The data must be written out once more, precisely as given.

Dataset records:
· · · · ·

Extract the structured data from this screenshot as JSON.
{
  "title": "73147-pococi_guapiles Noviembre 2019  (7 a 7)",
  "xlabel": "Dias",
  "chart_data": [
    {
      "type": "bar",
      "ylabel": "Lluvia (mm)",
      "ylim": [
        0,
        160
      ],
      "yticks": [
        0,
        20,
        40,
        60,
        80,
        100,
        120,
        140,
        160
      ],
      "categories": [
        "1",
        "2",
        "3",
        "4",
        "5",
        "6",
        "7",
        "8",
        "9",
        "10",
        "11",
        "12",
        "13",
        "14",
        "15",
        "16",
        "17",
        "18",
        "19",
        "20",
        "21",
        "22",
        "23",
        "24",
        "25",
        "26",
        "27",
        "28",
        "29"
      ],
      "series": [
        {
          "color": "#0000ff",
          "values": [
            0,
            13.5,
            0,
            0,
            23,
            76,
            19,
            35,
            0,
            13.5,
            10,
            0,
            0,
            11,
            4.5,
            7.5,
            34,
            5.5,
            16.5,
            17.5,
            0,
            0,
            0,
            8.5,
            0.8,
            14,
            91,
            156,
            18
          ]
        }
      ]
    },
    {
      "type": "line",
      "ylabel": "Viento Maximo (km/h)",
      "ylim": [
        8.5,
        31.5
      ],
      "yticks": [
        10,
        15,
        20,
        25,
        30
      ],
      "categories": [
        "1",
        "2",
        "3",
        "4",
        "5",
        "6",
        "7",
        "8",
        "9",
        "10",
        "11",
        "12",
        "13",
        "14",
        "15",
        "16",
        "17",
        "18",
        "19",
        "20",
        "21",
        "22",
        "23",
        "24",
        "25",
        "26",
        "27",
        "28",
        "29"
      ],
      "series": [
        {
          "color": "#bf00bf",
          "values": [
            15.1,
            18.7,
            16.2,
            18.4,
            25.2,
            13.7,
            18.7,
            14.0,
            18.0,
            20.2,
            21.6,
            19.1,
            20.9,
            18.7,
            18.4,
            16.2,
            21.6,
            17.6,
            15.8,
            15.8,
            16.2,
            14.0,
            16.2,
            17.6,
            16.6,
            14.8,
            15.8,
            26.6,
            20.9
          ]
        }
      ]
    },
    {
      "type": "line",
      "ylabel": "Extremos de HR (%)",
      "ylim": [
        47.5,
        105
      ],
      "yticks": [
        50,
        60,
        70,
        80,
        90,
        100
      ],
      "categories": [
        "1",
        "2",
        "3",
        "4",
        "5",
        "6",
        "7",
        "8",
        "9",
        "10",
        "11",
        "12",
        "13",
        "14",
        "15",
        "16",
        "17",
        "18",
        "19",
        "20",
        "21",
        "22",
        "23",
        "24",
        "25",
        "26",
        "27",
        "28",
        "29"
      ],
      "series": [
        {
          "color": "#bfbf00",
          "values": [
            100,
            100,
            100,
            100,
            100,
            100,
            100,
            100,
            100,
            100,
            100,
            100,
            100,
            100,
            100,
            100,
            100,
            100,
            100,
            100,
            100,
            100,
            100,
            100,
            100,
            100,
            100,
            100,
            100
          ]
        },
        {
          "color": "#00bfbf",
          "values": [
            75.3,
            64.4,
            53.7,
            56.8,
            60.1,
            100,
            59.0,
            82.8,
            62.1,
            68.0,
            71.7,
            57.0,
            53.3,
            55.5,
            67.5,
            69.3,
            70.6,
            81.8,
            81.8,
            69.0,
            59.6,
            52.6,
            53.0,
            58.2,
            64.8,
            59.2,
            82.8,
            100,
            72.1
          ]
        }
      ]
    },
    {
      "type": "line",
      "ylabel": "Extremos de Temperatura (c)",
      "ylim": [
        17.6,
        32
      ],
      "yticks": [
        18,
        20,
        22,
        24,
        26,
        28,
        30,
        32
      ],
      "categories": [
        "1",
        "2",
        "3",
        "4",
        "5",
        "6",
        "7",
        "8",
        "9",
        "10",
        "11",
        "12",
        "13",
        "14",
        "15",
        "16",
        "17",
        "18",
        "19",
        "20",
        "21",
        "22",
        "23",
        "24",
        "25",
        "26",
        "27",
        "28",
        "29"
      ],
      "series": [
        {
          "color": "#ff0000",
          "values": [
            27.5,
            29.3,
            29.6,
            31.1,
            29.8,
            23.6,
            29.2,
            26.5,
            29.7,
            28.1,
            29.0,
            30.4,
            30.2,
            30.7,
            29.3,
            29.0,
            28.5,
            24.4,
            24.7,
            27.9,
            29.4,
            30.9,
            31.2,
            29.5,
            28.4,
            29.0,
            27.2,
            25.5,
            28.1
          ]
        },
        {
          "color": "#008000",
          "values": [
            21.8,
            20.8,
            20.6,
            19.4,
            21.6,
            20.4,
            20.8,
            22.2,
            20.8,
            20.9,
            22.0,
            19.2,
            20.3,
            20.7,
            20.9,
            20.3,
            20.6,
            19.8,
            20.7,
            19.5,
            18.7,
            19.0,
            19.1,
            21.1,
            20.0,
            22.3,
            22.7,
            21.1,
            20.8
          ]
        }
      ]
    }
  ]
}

· · · · ·

→ **THE REPLY**:
Extract the structured data from this screenshot as JSON.
{
  "title": "73147-pococi_guapiles Noviembre 2019  (7 a 7)",
  "xlabel": "Dias",
  "chart_data": [
    {
      "type": "bar",
      "ylabel": "Lluvia (mm)",
      "ylim": [
        0,
        160
      ],
      "yticks": [
        0,
        20,
        40,
        60,
        80,
        100,
        120,
        140,
        160
      ],
      "categories": [
        "1",
        "2",
        "3",
        "4",
        "5",
        "6",
        "7",
        "8",
        "9",
        "10",
        "11",
        "12",
        "13",
        "14",
        "15",
        "16",
        "17",
        "18",
        "19",
        "20",
        "21",
        "22",
        "23",
        "24",
        "25",
        "26",
        "27",
        "28",
        "29"
      ],
      "series": [
        {
          "color": "#0000ff",
          "values": [
            0,
            13.5,
            0,
            0,
            23,
            76,
            19,
            35,
            0,
            13.5,
            10,
            0,
            0,
            11,
            4.5,
            7.5,
            34,
            5.5,
            16.5,
            17.5,
            0,
            0,
            0,
            8.5,
            0.8,
            14,
            91,
            156,
            18
          ]
        }
      ]
    },
    {
      "type": "line",
      "ylabel": "Viento Maximo (km/h)",
      "ylim": [
        8.5,
        31.5
      ],
      "yticks": [
        10,
        15,
        20,
        25,
        30
      ],
      "categories": [
        "1",
        "2",
        "3",
        "4",
        "5",
        "6",
        "7",
        "8",
        "9",
        "10",
        "11",
        "12",
        "13",
        "14",
        "15",
        "16",
        "17",
        "18",
        "19",
        "20",
        "21",
        "22",
        "23",
        "24",
        "25",
        "26",
        "27",
        "28",
        "29"
      ],
      "series": [
        {
          "color": "#bf00bf",
          "values": [
            15.1,
            18.7,
            16.2,
            18.4,
            25.2,
            13.7,
            18.7,
            14.0,
            18.0,
            20.2,
            21.6,
            19.1,
            20.9,
            18.7,
            18.4,
            16.2,
            21.6,
            17.6,
            15.8,
            15.8,
            16.2,
            14.0,
            16.2,
            17.6,
            16.6,
            14.8,
            15.8,
            26.6,
            20.9
          ]
        }
      ]
    },
    {
      "type": "line",
      "ylabel": "Extremos de HR (%)",
      "ylim": [
        47.5,
        105
      ],
      "yticks": [
        50,
        60,
        70,
        80,
        90,
        100
      ],
      "categories": [
        "1",
        "2",
        "3",
        "4",
        "5",
        "6",
        "7",
        "8",
        "9",
        "10",
        "11",
        "12",
        "13",
        "14",
        "15",
        "16",
        "17",
        "18",
        "19",
        "20",
        "21",
        "22",
        "23",
        "24",
        "25",
        "26",
        "27",
        "28",
        "29"
      ],
      "series": [
        {
          "color": "#bfbf00",
          "values": [
            100,
            100,
            100,
            100,
            100,
            100,
            100,
            100,
            100,
            100,
            100,
            100,
            100,
            100,
            100,
            100,
            100,
            100,
            100,
            100,
            100,
            100,
            100,
            100,
            100,
            100,
            100,
            100,
            100
          ]
        },
        {
          "color": "#00bfbf",
          "values": [
            75.3,
            64.4,
            53.7,
            56.8,
            60.1,
            100,
            59.0,
            82.8,
            62.1,
            68.0,
            71.7,
            57.0,
            53.3,
            55.5,
            67.5,
            69.3,
            70.6,
            81.8,
            81.8,
            69.0,
            59.6,
            52.6,
            53.0,
            58.2,
            64.8,
            59.2,
            82.8,
            100,
            72.1
          ]
        }
      ]
    },
    {
      "type": "line",
      "ylabel": "Extremos de Temperatura (c)",
      "ylim": [
        17.6,
        32
      ],
      "yticks": [
        18,
        20,
        22,
        24,
        26,
        28,
        30,
        32
      ],
      "categories": [
        "1",
        "2",
        "3",
        "4",
        "5",
        "6",
        "7",
        "8",
        "9",
        "10",
        "11",
        "12",
        "13",
        "14",
        "15",
        "16",
        "17",
        "18",
        "19",
        "20",
        "21",
        "22",
        "23",
        "24",
        "25",
        "26",
        "27",
        "28",
        "29"
      ],
      "series": [
        {
          "color": "#ff0000",
          "values": [
            27.5,
            29.3,
            29.6,
            31.1,
            29.8,
            23.6,
            29.2,
            26.5,
            29.7,
            28.1,
            29.0,
            30.4,
            30.2,
            30.7,
            29.3,
            29.0,
            28.5,
            24.4,
            24.7,
            27.9,
            29.4,
            30.9,
            31.2,
            29.5,
            28.4,
            29.0,
            27.2,
            25.5,
            28.1
          ]
        },
        {
          "color": "#008000",
          "values": [
            21.8,
            20.8,
            20.6,
            19.4,
            21.6,
            20.4,
            20.8,
            22.2,
            20.8,
            20.9,
            22.0,
            19.2,
            20.3,
            20.7,
            20.9,
            20.3,
            20.6,
            19.8,
            20.7,
            19.5,
            18.7,
            19.0,
            19.1,
            21.1,
            20.0,
            22.3,
            22.7,
            21.1,
            20.8
          ]
        }
      ]
    }
  ]
}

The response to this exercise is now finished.